[Figure record extracts]

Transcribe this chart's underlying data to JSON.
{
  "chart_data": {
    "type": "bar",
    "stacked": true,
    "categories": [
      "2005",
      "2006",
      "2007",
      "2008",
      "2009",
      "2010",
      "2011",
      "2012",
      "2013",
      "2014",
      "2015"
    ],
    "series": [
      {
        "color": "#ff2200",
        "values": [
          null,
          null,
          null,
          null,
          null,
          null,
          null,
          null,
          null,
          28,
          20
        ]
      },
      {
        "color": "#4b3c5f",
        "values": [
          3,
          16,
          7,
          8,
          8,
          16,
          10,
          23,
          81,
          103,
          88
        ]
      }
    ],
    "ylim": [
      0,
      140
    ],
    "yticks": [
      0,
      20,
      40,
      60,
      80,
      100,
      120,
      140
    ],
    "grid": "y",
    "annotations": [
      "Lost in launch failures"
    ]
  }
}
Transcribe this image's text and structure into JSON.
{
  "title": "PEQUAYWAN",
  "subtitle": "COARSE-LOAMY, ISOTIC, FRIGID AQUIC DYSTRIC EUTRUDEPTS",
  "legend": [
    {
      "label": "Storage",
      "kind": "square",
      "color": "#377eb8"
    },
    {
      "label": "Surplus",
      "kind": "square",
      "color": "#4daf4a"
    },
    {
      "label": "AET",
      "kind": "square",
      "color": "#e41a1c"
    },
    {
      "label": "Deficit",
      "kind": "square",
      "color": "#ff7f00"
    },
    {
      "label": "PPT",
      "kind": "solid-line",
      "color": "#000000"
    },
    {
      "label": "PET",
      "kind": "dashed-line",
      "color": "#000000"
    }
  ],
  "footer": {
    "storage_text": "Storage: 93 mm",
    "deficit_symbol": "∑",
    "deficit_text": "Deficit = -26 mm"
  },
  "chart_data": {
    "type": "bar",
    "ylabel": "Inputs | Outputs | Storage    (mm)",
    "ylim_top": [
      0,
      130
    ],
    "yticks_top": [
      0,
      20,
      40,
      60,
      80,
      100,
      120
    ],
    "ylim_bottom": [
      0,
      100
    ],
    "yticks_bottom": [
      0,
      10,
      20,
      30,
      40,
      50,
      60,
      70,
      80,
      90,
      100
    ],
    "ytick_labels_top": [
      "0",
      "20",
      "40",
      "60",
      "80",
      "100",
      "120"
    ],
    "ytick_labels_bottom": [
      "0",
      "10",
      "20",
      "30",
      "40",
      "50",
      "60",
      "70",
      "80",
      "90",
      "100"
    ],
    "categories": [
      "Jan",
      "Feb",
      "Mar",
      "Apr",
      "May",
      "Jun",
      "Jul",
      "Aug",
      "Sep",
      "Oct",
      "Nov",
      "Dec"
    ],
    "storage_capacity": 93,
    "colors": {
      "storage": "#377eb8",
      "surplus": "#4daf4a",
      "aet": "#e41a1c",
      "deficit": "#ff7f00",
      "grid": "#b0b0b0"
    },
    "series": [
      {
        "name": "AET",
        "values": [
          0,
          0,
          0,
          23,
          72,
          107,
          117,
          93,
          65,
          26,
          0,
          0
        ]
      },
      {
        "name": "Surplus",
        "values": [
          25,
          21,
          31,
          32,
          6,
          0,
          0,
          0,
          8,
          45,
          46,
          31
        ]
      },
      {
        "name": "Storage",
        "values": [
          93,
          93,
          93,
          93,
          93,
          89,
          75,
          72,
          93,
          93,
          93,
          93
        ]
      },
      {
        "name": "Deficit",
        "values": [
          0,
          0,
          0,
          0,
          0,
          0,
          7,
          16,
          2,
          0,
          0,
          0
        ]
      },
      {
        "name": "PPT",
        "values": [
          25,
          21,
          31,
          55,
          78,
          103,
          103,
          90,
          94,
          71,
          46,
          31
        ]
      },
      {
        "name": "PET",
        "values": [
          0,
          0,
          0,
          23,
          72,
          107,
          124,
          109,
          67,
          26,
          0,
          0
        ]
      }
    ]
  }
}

• Exercise details: Reproduce the complete data exactly as presented above.

• Solution:
Transcribe this chart's underlying data to JSON.
{
  "chart_data": {
    "type": "bar",
    "stacked": true,
    "categories": [
      "2005",
      "2006",
      "2007",
      "2008",
      "2009",
      "2010",
      "2011",
      "2012",
      "2013",
      "2014",
      "2015"
    ],
    "series": [
      {
        "color": "#ff2200",
        "values": [
          null,
          null,
          null,
          null,
          null,
          null,
          null,
          null,
          null,
          28,
          20
        ]
      },
      {
        "color": "#4b3c5f",
        "values": [
          3,
          16,
          7,
          8,
          8,
          16,
          10,
          23,
          81,
          103,
          88
        ]
      }
    ],
    "ylim": [
      0,
      140
    ],
    "yticks": [
      0,
      20,
      40,
      60,
      80,
      100,
      120,
      140
    ],
    "grid": "y",
    "annotations": [
      "Lost in launch failures"
    ]
  }
}
Transcribe this image's text and structure into JSON.
{
  "title": "PEQUAYWAN",
  "subtitle": "COARSE-LOAMY, ISOTIC, FRIGID AQUIC DYSTRIC EUTRUDEPTS",
  "legend": [
    {
      "label": "Storage",
      "kind": "square",
      "color": "#377eb8"
    },
    {
      "label": "Surplus",
      "kind": "square",
      "color": "#4daf4a"
    },
    {
      "label": "AET",
      "kind": "square",
      "color": "#e41a1c"
    },
    {
      "label": "Deficit",
      "kind": "square",
      "color": "#ff7f00"
    },
    {
      "label": "PPT",
      "kind": "solid-line",
      "color": "#000000"
    },
    {
      "label": "PET",
      "kind": "dashed-line",
      "color": "#000000"
    }
  ],
  "footer": {
    "storage_text": "Storage: 93 mm",
    "deficit_symbol": "∑",
    "deficit_text": "Deficit = -26 mm"
  },
  "chart_data": {
    "type": "bar",
    "ylabel": "Inputs | Outputs | Storage    (mm)",
    "ylim_top": [
      0,
      130
    ],
    "yticks_top": [
      0,
      20,
      40,
      60,
      80,
      100,
      120
    ],
    "ylim_bottom": [
      0,
      100
    ],
    "yticks_bottom": [
      0,
      10,
      20,
      30,
      40,
      50,
      60,
      70,
      80,
      90,
      100
    ],
    "ytick_labels_top": [
      "0",
      "20",
      "40",
      "60",
      "80",
      "100",
      "120"
    ],
    "ytick_labels_bottom": [
      "0",
      "10",
      "20",
      "30",
      "40",
      "50",
      "60",
      "70",
      "80",
      "90",
      "100"
    ],
    "categories": [
      "Jan",
      "Feb",
      "Mar",
      "Apr",
      "May",
      "Jun",
      "Jul",
      "Aug",
      "Sep",
      "Oct",
      "Nov",
      "Dec"
    ],
    "storage_capacity": 93,
    "colors": {
      "storage": "#377eb8",
      "surplus": "#4daf4a",
      "aet": "#e41a1c",
      "deficit": "#ff7f00",
      "grid": "#b0b0b0"
    },
    "series": [
      {
        "name": "AET",
        "values": [
          0,
          0,
          0,
          23,
          72,
          107,
          117,
          93,
          65,
          26,
          0,
          0
        ]
      },
      {
        "name": "Surplus",
        "values": [
          25,
          21,
          31,
          32,
          6,
          0,
          0,
          0,
          8,
          45,
          46,
          31
        ]
      },
      {
        "name": "Storage",
        "values": [
          93,
          93,
          93,
          93,
          93,
          89,
          75,
          72,
          93,
          93,
          93,
          93
        ]
      },
      {
        "name": "Deficit",
        "values": [
          0,
          0,
          0,
          0,
          0,
          0,
          7,
          16,
          2,
          0,
          0,
          0
        ]
      },
      {
        "name": "PPT",
        "values": [
          25,
          21,
          31,
          55,
          78,
          103,
          103,
          90,
          94,
          71,
          46,
          31
        ]
      },
      {
        "name": "PET",
        "values": [
          0,
          0,
          0,
          23,
          72,
          107,
          124,
          109,
          67,
          26,
          0,
          0
        ]
      }
    ]
  }
}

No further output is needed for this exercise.